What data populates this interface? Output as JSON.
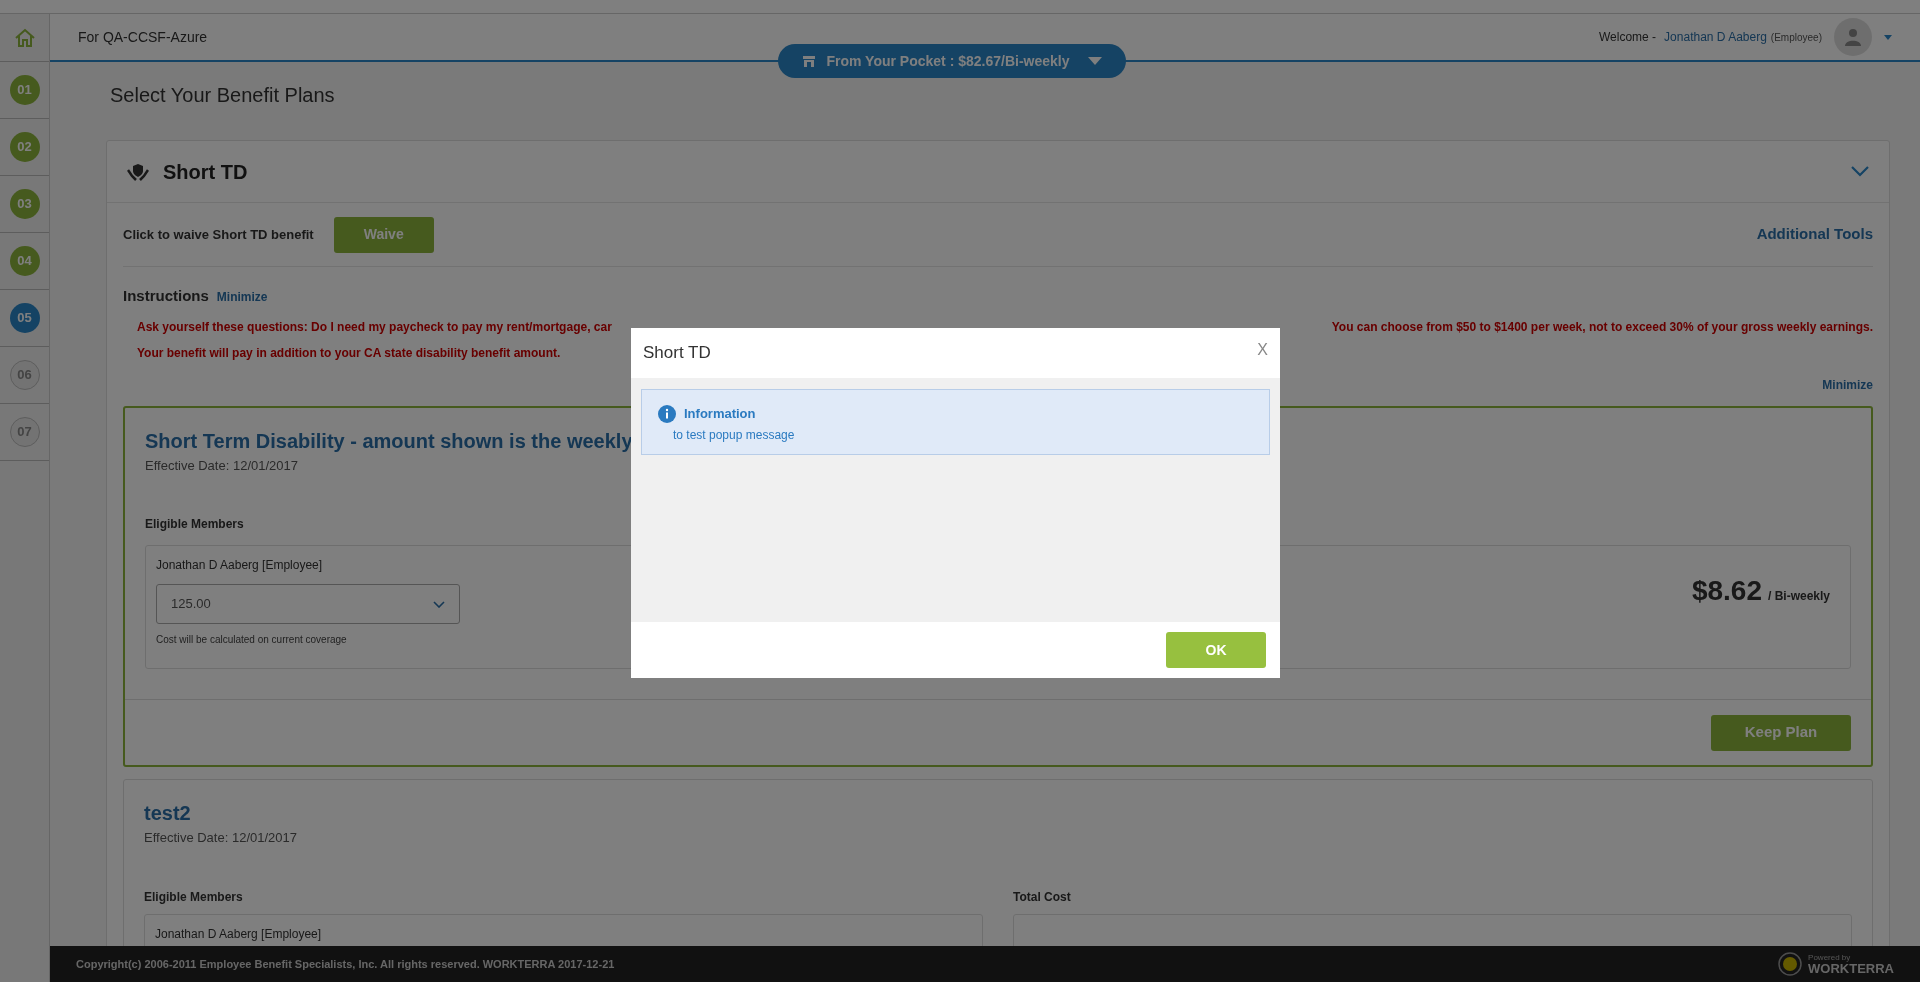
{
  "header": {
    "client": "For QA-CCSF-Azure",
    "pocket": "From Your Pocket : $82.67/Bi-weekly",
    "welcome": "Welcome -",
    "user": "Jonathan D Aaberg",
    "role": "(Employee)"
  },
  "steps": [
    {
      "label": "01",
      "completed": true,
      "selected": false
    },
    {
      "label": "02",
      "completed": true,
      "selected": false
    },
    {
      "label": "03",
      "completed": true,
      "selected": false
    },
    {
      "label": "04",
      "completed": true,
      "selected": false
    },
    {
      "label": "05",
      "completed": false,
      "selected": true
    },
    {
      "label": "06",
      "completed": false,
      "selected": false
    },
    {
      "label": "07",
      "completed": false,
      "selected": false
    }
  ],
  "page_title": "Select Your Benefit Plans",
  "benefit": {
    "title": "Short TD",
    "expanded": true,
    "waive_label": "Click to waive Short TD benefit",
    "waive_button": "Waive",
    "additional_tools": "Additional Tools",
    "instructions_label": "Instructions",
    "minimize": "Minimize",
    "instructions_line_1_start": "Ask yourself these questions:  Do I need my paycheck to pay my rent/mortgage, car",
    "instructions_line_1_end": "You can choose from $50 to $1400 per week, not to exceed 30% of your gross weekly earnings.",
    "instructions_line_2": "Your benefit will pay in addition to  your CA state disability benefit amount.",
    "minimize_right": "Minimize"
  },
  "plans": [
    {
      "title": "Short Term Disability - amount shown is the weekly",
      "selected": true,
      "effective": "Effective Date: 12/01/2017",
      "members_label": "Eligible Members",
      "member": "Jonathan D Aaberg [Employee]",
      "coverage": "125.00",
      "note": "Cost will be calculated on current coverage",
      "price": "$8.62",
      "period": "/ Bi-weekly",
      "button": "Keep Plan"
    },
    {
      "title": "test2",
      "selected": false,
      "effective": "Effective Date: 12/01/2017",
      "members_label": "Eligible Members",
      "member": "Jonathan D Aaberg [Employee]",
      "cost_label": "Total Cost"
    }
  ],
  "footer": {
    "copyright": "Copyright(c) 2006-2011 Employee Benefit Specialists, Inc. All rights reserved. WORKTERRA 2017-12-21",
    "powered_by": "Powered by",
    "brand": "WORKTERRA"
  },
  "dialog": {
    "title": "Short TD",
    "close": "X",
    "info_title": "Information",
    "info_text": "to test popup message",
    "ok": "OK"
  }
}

==

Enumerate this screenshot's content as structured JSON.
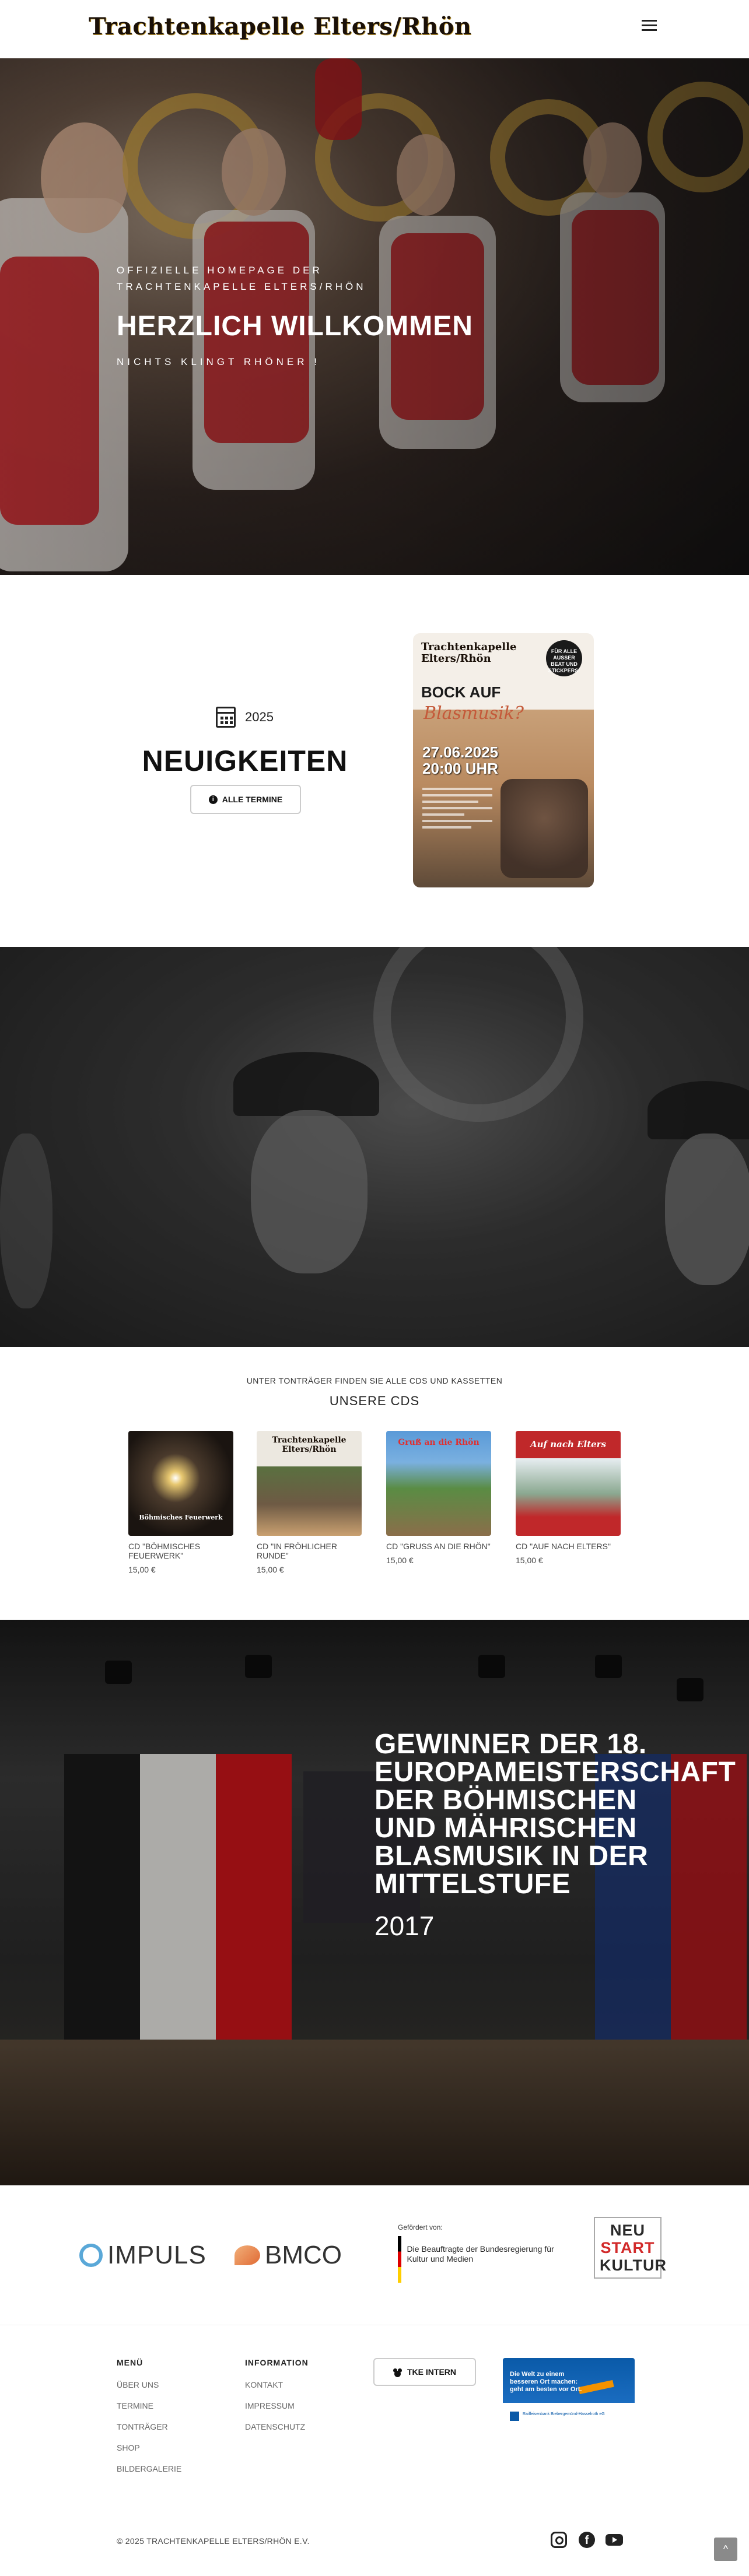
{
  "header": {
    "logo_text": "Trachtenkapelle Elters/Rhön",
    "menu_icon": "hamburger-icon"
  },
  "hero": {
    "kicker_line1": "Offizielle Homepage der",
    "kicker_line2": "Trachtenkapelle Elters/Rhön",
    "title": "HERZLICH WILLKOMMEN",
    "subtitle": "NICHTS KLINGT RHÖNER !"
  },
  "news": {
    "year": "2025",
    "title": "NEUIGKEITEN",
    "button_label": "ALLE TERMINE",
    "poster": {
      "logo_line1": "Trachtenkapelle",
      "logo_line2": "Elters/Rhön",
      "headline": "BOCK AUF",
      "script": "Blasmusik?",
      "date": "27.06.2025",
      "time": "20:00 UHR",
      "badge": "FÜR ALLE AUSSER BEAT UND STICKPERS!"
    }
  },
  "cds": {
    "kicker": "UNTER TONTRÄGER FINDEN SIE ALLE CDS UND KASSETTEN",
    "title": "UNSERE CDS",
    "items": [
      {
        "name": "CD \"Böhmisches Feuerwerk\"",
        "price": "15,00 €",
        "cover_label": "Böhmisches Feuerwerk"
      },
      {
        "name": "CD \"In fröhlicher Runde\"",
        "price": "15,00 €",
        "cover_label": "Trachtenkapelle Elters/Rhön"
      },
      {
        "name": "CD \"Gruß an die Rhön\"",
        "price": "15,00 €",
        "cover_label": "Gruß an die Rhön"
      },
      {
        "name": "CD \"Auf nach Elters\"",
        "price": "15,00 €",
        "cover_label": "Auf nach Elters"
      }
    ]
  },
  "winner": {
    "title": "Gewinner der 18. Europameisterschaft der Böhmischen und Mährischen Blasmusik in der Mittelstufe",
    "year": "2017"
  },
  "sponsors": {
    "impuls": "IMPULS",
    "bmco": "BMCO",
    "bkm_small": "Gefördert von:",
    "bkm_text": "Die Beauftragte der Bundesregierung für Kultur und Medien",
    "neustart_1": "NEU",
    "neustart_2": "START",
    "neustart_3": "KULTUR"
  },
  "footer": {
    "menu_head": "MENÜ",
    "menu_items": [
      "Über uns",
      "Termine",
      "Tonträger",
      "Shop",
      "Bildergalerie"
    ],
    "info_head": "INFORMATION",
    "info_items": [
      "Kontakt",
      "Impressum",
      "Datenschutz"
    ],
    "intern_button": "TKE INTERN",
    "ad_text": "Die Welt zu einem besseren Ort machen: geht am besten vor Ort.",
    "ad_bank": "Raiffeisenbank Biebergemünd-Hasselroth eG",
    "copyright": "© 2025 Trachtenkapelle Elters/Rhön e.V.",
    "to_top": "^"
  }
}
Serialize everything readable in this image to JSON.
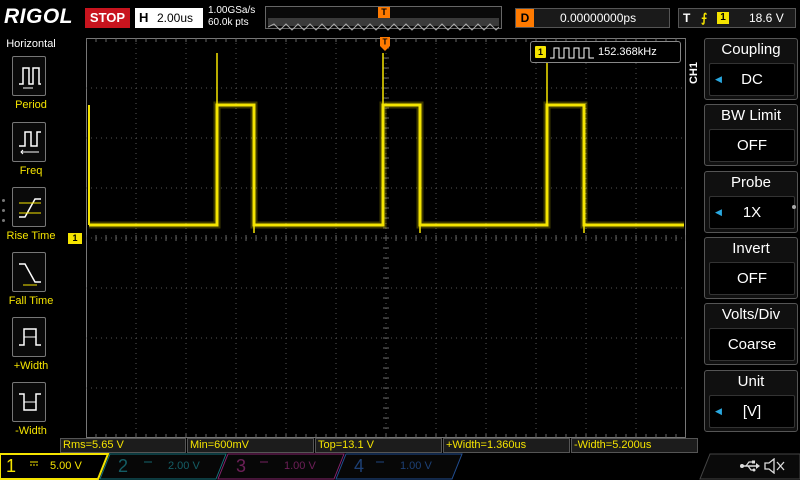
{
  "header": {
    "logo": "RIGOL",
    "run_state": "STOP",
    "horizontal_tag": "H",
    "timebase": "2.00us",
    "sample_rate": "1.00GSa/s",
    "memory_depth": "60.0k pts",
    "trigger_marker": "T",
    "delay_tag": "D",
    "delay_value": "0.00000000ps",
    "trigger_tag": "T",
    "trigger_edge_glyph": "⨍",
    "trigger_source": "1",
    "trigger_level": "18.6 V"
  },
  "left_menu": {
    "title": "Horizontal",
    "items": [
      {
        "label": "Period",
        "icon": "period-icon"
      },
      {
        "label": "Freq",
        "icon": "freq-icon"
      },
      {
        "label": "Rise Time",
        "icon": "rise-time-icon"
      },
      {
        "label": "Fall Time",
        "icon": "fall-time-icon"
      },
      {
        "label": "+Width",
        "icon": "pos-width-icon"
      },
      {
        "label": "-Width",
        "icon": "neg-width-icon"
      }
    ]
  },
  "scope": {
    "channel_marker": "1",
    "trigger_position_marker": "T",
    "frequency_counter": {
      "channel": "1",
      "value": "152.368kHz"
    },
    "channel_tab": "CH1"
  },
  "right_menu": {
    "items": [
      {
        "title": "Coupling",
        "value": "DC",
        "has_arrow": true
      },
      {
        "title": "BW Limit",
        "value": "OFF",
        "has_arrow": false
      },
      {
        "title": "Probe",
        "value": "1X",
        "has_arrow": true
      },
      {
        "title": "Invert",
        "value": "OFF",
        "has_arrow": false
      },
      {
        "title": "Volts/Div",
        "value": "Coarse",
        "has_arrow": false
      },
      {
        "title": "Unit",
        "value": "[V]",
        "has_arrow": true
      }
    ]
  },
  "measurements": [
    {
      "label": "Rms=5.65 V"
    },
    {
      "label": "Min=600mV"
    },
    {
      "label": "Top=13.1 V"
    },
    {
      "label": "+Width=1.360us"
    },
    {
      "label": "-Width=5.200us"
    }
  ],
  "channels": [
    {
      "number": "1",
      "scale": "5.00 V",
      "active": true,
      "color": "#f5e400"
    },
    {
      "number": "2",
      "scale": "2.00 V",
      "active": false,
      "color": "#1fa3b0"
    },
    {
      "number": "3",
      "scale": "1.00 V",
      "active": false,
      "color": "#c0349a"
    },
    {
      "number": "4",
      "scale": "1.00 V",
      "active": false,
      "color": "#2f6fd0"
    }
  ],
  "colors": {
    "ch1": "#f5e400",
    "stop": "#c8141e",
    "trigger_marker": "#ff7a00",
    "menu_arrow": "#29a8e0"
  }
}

WORK REQUIRED
Gather each line from the entries above that includes the word "nach".

WRITTEN RESPONSE
        "name": "CD \"Auf nach Elters\"",
        "cover_label": "Auf nach Elters"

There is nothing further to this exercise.